RECORDS FOR THIS EXERCISE
::::::::

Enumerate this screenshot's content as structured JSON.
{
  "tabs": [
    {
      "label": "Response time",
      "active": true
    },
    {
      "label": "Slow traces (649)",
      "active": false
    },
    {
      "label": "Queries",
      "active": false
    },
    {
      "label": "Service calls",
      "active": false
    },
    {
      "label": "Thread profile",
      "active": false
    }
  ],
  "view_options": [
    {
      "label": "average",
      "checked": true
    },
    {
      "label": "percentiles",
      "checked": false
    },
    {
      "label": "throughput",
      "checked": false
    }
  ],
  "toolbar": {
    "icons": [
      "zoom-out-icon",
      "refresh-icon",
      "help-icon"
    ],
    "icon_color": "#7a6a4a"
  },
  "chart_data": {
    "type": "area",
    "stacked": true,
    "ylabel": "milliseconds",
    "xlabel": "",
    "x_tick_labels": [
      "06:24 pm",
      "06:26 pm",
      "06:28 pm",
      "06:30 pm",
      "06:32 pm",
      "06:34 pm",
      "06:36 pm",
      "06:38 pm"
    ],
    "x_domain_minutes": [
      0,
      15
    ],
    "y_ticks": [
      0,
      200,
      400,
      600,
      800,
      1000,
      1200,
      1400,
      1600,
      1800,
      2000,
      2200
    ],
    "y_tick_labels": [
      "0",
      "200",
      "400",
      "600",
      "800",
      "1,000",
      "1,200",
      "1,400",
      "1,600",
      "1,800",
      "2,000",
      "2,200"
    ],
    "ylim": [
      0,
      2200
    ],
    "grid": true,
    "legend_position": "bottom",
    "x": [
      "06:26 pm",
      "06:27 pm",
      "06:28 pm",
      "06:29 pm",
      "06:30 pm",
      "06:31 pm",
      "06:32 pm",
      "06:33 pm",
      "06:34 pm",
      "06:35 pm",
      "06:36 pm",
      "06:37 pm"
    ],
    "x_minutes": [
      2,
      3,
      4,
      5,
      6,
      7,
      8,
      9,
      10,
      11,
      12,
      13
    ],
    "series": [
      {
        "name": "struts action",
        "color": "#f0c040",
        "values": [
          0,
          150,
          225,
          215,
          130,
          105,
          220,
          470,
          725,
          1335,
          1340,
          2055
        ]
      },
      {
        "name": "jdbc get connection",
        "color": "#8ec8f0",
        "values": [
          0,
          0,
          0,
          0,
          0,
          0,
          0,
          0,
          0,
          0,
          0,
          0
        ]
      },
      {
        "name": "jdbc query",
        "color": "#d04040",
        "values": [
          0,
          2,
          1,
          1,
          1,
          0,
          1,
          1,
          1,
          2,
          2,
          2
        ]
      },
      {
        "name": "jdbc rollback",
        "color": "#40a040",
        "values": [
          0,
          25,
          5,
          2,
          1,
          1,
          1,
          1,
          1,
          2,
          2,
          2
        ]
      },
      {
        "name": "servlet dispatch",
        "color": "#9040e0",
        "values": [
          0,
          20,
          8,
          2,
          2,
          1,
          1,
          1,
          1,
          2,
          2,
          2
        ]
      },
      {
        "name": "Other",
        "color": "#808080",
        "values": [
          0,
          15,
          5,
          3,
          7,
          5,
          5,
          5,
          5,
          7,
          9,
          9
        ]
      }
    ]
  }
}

::::::::

TASK BRIEF
Quote each line of the data above exactly as written.

THE REPLY
Enumerate this screenshot's content as structured JSON.
{
  "tabs": [
    {
      "label": "Response time",
      "active": true
    },
    {
      "label": "Slow traces (649)",
      "active": false
    },
    {
      "label": "Queries",
      "active": false
    },
    {
      "label": "Service calls",
      "active": false
    },
    {
      "label": "Thread profile",
      "active": false
    }
  ],
  "view_options": [
    {
      "label": "average",
      "checked": true
    },
    {
      "label": "percentiles",
      "checked": false
    },
    {
      "label": "throughput",
      "checked": false
    }
  ],
  "toolbar": {
    "icons": [
      "zoom-out-icon",
      "refresh-icon",
      "help-icon"
    ],
    "icon_color": "#7a6a4a"
  },
  "chart_data": {
    "type": "area",
    "stacked": true,
    "ylabel": "milliseconds",
    "xlabel": "",
    "x_tick_labels": [
      "06:24 pm",
      "06:26 pm",
      "06:28 pm",
      "06:30 pm",
      "06:32 pm",
      "06:34 pm",
      "06:36 pm",
      "06:38 pm"
    ],
    "x_domain_minutes": [
      0,
      15
    ],
    "y_ticks": [
      0,
      200,
      400,
      600,
      800,
      1000,
      1200,
      1400,
      1600,
      1800,
      2000,
      2200
    ],
    "y_tick_labels": [
      "0",
      "200",
      "400",
      "600",
      "800",
      "1,000",
      "1,200",
      "1,400",
      "1,600",
      "1,800",
      "2,000",
      "2,200"
    ],
    "ylim": [
      0,
      2200
    ],
    "grid": true,
    "legend_position": "bottom",
    "x": [
      "06:26 pm",
      "06:27 pm",
      "06:28 pm",
      "06:29 pm",
      "06:30 pm",
      "06:31 pm",
      "06:32 pm",
      "06:33 pm",
      "06:34 pm",
      "06:35 pm",
      "06:36 pm",
      "06:37 pm"
    ],
    "x_minutes": [
      2,
      3,
      4,
      5,
      6,
      7,
      8,
      9,
      10,
      11,
      12,
      13
    ],
    "series": [
      {
        "name": "struts action",
        "color": "#f0c040",
        "values": [
          0,
          150,
          225,
          215,
          130,
          105,
          220,
          470,
          725,
          1335,
          1340,
          2055
        ]
      },
      {
        "name": "jdbc get connection",
        "color": "#8ec8f0",
        "values": [
          0,
          0,
          0,
          0,
          0,
          0,
          0,
          0,
          0,
          0,
          0,
          0
        ]
      },
      {
        "name": "jdbc query",
        "color": "#d04040",
        "values": [
          0,
          2,
          1,
          1,
          1,
          0,
          1,
          1,
          1,
          2,
          2,
          2
        ]
      },
      {
        "name": "jdbc rollback",
        "color": "#40a040",
        "values": [
          0,
          25,
          5,
          2,
          1,
          1,
          1,
          1,
          1,
          2,
          2,
          2
        ]
      },
      {
        "name": "servlet dispatch",
        "color": "#9040e0",
        "values": [
          0,
          20,
          8,
          2,
          2,
          1,
          1,
          1,
          1,
          2,
          2,
          2
        ]
      },
      {
        "name": "Other",
        "color": "#808080",
        "values": [
          0,
          15,
          5,
          3,
          7,
          5,
          5,
          5,
          5,
          7,
          9,
          9
        ]
      }
    ]
  }
}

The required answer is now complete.